Dataset records
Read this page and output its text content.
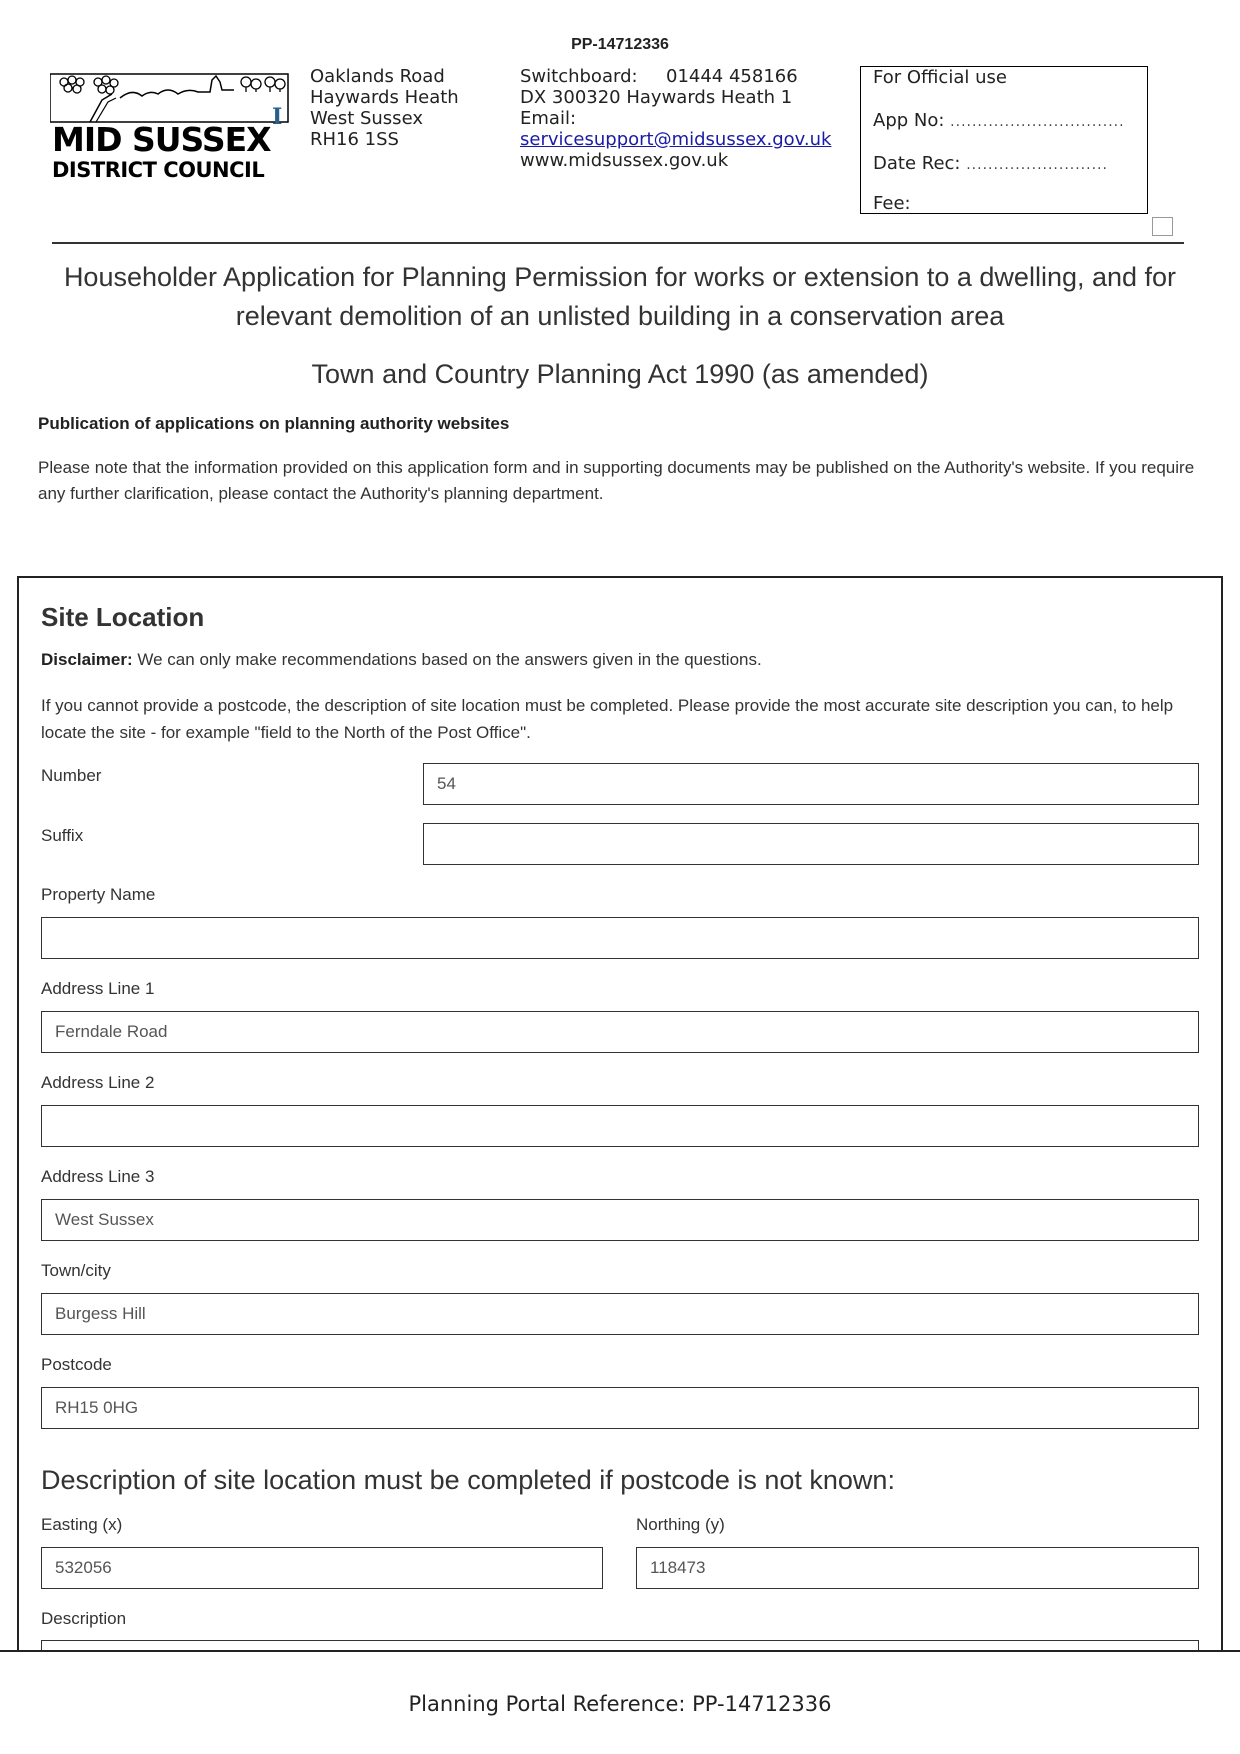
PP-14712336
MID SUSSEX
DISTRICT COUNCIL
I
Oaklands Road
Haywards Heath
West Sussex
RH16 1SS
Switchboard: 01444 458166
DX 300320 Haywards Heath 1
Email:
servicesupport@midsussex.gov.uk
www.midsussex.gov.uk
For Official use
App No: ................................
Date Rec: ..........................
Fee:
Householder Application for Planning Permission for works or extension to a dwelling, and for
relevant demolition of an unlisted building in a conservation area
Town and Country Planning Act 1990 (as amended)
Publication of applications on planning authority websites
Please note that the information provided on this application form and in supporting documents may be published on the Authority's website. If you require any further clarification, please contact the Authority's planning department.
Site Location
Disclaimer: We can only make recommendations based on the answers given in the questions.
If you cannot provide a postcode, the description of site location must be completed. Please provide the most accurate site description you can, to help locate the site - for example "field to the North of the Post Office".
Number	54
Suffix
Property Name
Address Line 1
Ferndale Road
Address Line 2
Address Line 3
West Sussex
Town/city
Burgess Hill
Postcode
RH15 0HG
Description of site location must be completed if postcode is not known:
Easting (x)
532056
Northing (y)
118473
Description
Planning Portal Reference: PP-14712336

• [Written task]: Copy every record above exactly as written, but leave out the pictures.

• [Problem solution]:
Read this page and output its text content.
PP-14712336
MID SUSSEX
DISTRICT COUNCIL
I
Oaklands Road
Haywards Heath
West Sussex
RH16 1SS
Switchboard: 01444 458166
DX 300320 Haywards Heath 1
Email:
servicesupport@midsussex.gov.uk
www.midsussex.gov.uk
For Official use
App No: ................................
Date Rec: ..........................
Fee:
Householder Application for Planning Permission for works or extension to a dwelling, and for
relevant demolition of an unlisted building in a conservation area
Town and Country Planning Act 1990 (as amended)
Publication of applications on planning authority websites
Please note that the information provided on this application form and in supporting documents may be published on the Authority's website. If you require any further clarification, please contact the Authority's planning department.
Site Location
Disclaimer: We can only make recommendations based on the answers given in the questions.
If you cannot provide a postcode, the description of site location must be completed. Please provide the most accurate site description you can, to help locate the site - for example "field to the North of the Post Office".
Number	54
Suffix
Property Name
Address Line 1
Ferndale Road
Address Line 2
Address Line 3
West Sussex
Town/city
Burgess Hill
Postcode
RH15 0HG
Description of site location must be completed if postcode is not known:
Easting (x)
532056
Northing (y)
118473
Description
Planning Portal Reference: PP-14712336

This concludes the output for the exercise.